Only lines with the word "camomille" are needed; collect each of them from the listing below.
▬▬▬▬▬▬
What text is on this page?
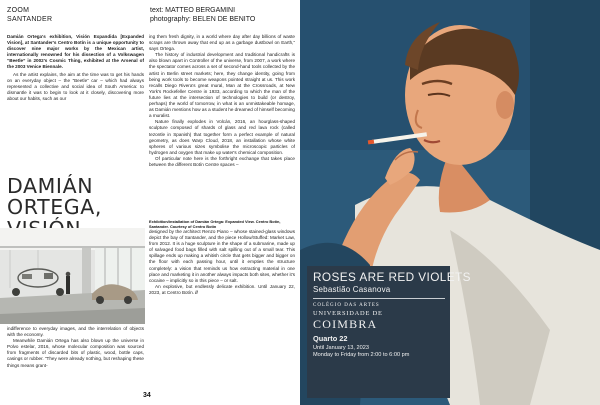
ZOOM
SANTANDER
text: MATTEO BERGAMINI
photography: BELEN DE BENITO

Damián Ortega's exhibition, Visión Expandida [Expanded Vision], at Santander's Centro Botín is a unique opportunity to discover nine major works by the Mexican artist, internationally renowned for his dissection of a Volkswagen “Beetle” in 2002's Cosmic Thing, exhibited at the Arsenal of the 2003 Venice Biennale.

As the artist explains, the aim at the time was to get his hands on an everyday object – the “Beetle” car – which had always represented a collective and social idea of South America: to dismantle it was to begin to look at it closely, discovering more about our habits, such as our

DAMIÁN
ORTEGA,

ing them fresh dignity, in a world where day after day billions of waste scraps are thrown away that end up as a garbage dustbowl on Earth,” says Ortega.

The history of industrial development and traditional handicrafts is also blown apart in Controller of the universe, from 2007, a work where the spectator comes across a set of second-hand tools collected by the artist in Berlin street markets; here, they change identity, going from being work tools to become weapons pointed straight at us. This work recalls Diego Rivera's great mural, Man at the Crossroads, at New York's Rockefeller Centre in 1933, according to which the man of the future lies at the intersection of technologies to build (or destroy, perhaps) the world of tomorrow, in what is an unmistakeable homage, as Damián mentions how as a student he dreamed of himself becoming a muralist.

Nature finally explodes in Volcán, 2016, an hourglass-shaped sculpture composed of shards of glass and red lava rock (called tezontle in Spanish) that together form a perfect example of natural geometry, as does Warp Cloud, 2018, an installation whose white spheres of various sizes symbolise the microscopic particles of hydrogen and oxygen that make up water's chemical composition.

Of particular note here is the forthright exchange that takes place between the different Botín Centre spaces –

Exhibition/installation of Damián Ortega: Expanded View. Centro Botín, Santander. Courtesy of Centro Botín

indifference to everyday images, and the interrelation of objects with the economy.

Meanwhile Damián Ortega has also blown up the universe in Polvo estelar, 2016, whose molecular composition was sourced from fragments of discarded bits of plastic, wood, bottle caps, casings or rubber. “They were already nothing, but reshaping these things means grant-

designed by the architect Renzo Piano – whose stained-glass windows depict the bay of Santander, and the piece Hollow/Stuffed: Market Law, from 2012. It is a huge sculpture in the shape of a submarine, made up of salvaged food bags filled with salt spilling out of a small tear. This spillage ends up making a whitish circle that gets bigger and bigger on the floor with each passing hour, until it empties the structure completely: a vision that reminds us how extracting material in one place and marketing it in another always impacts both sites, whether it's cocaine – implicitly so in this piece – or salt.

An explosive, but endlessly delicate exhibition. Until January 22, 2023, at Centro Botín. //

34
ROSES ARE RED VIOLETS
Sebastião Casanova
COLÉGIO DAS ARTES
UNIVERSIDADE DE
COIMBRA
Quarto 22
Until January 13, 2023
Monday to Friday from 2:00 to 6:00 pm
▬▬▬▬▬▬
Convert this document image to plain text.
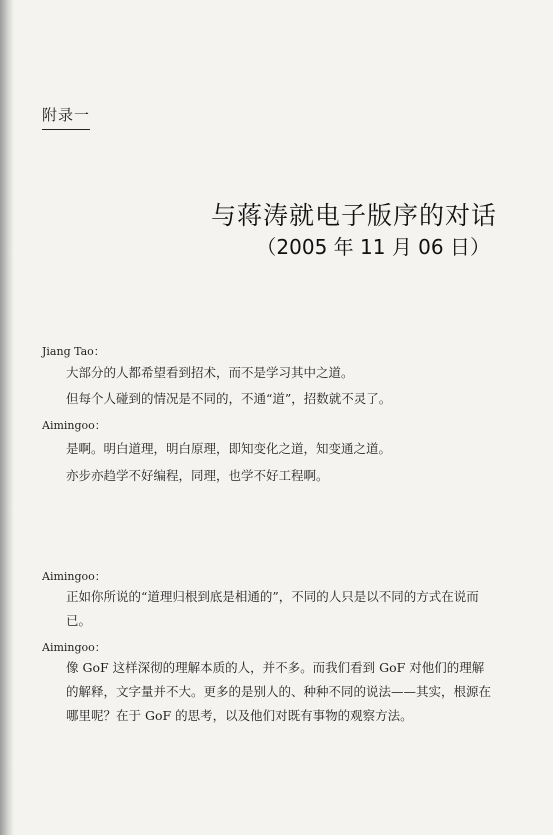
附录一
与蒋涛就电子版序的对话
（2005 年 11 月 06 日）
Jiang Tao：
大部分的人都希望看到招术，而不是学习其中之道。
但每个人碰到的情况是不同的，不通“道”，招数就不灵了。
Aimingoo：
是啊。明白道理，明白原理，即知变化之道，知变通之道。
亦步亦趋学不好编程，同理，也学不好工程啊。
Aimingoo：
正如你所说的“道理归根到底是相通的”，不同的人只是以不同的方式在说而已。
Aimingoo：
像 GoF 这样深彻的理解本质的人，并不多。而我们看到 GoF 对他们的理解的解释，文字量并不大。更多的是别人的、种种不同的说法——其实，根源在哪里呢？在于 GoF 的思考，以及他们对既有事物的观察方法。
▬▬▬▬▬▬
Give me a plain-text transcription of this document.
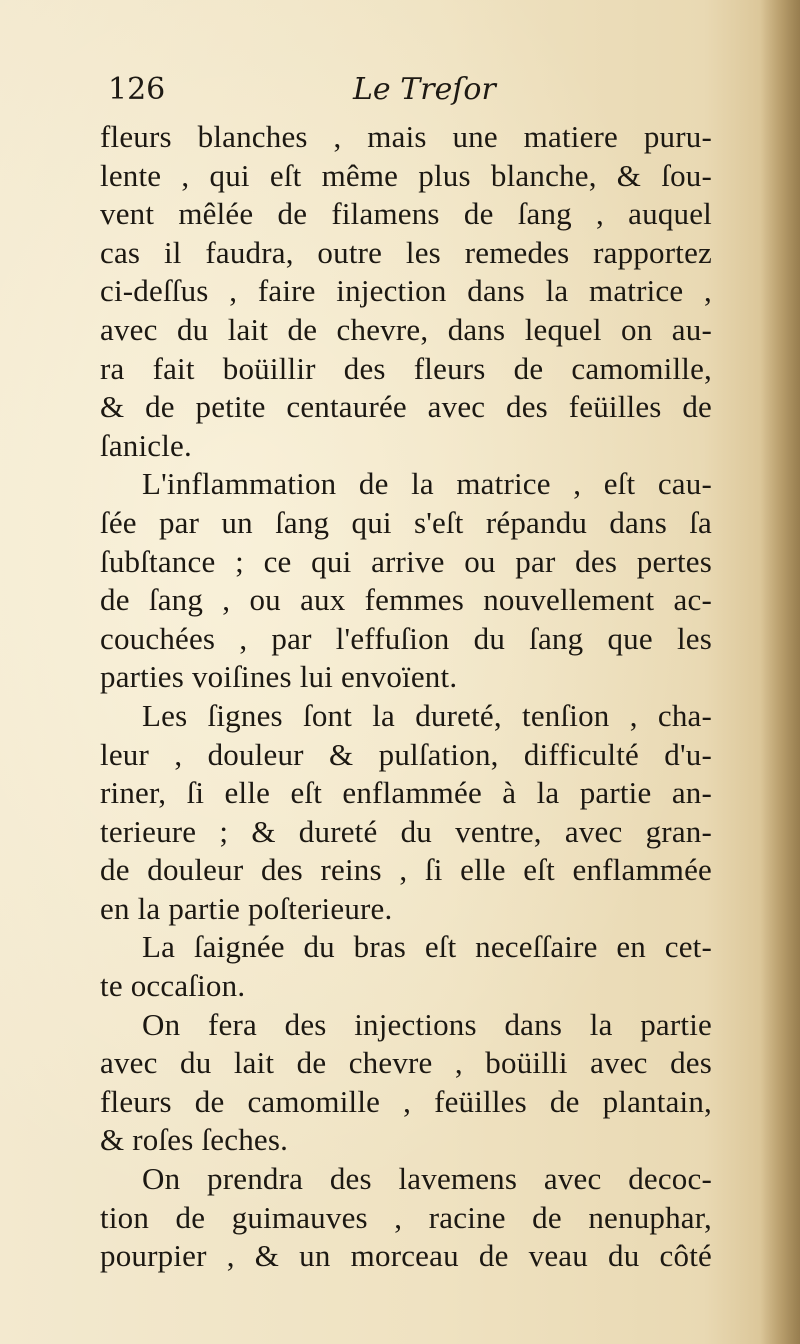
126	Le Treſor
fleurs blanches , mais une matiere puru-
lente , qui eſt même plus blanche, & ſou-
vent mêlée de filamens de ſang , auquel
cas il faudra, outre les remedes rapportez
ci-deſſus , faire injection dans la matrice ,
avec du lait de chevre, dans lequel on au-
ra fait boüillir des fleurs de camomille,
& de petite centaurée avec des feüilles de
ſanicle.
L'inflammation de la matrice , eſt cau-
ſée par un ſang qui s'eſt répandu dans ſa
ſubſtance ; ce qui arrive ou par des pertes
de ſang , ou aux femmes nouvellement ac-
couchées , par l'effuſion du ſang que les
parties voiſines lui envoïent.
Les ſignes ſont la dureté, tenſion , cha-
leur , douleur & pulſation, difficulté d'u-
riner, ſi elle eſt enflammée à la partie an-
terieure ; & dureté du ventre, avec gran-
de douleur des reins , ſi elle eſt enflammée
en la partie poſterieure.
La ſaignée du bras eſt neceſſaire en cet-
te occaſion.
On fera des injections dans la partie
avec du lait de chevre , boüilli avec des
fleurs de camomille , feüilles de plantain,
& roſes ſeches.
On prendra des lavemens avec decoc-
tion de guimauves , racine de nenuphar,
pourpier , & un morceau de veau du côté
▬▬▬▬▬▬
*Response for this exercise*.
ra fait boüillir des fleurs de camomille,
fleurs de camomille , feüilles de plantain,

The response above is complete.